──────── Items

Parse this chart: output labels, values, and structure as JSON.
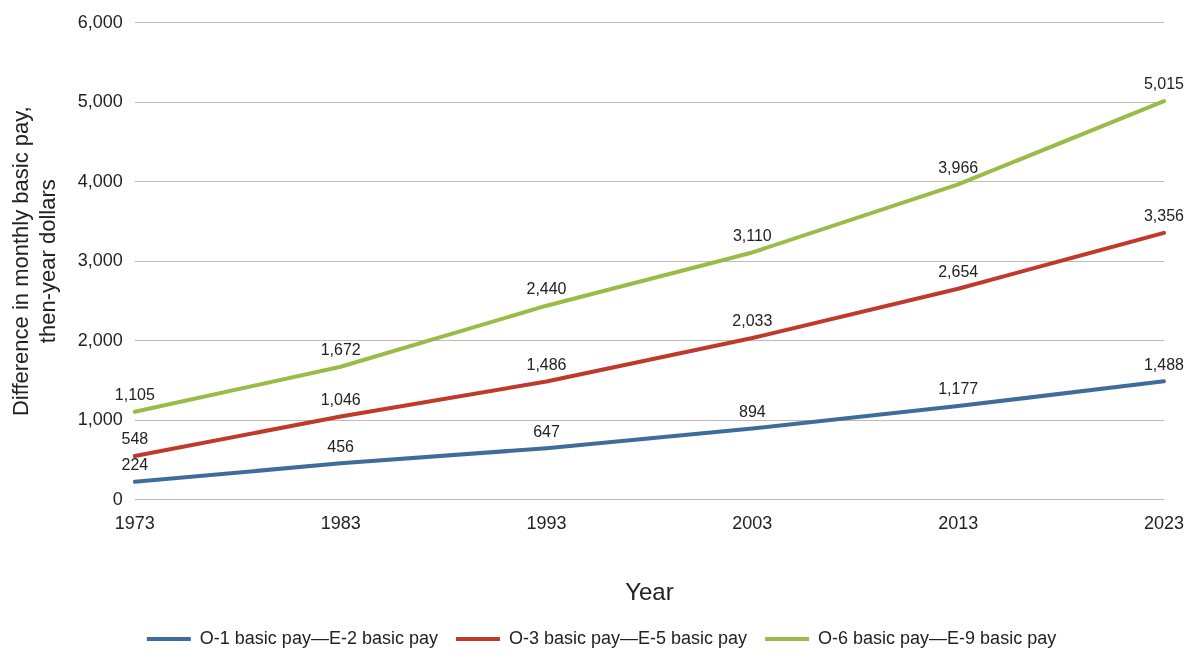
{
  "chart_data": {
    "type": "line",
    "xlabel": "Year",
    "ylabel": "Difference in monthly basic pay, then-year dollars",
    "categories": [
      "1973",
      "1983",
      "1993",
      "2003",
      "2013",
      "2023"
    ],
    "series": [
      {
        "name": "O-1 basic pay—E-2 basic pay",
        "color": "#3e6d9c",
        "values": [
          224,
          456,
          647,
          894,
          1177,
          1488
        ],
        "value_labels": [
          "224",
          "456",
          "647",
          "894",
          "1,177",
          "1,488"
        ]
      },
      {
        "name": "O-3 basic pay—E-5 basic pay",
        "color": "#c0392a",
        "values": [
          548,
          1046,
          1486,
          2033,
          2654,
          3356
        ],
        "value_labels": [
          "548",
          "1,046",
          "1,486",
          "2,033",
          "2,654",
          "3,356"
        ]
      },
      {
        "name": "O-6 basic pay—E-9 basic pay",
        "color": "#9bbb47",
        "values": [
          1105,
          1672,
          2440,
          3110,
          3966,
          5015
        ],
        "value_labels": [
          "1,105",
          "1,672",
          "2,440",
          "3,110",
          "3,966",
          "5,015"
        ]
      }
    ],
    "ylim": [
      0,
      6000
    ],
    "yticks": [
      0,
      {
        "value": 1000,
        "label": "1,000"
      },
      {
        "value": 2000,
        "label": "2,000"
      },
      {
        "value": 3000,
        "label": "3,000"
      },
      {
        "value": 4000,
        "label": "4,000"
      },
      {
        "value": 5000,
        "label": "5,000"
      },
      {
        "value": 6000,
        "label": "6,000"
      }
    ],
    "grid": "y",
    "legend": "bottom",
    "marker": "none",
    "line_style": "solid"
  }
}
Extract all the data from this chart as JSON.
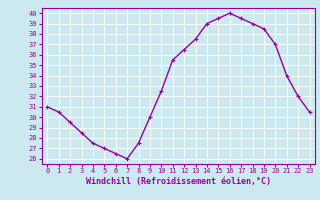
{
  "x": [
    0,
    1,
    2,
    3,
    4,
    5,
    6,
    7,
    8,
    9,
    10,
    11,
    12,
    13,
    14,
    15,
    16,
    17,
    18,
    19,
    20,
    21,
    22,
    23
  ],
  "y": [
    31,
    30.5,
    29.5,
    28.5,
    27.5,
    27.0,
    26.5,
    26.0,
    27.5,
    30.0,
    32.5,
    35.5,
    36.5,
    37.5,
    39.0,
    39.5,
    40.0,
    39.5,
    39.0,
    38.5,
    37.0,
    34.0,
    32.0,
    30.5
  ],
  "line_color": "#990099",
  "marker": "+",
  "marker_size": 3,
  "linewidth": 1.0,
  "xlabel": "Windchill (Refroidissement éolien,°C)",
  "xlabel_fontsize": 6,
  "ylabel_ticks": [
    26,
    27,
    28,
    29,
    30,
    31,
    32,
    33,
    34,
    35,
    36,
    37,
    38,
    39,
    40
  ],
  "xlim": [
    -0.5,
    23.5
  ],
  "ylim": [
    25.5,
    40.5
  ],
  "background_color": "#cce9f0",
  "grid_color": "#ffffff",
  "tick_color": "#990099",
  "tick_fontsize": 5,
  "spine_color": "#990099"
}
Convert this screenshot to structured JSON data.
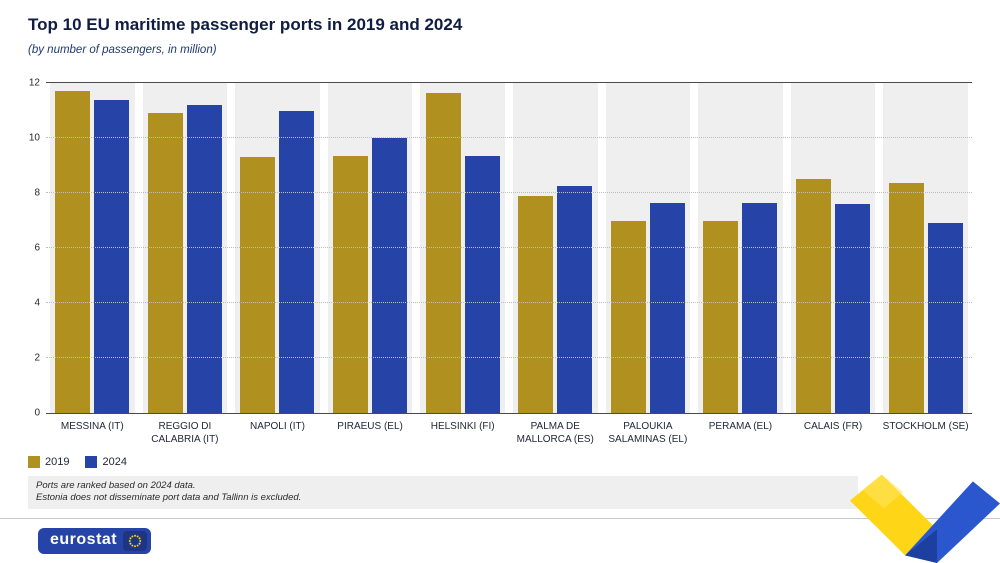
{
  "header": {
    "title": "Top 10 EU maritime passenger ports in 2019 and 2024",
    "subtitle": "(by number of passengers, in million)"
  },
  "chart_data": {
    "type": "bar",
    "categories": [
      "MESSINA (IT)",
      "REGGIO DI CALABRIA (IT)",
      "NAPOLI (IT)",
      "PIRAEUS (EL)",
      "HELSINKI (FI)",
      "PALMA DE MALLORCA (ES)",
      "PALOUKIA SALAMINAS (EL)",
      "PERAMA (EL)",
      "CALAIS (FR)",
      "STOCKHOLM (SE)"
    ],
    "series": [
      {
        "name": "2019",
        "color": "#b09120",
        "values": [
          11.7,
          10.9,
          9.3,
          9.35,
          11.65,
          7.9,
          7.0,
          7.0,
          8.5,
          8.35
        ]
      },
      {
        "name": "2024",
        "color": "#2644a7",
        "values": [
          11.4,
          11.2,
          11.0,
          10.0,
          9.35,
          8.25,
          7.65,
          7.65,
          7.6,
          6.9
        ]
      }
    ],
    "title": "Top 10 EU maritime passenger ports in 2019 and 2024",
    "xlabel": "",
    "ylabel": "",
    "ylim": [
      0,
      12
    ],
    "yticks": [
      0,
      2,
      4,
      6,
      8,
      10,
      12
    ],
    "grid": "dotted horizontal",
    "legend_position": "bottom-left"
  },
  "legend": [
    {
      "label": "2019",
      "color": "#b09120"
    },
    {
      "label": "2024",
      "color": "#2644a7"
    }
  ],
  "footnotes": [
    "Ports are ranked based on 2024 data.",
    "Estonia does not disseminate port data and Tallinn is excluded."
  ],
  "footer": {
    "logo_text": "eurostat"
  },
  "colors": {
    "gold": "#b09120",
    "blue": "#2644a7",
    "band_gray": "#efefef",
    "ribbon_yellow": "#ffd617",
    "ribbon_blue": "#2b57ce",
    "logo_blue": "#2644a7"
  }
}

────────────────

* Directions for this task
Where a line of the data holds "bottom", show that line.

* Solution for this exercise
    "legend": "bottom",
    "legend_position": "bottom-left"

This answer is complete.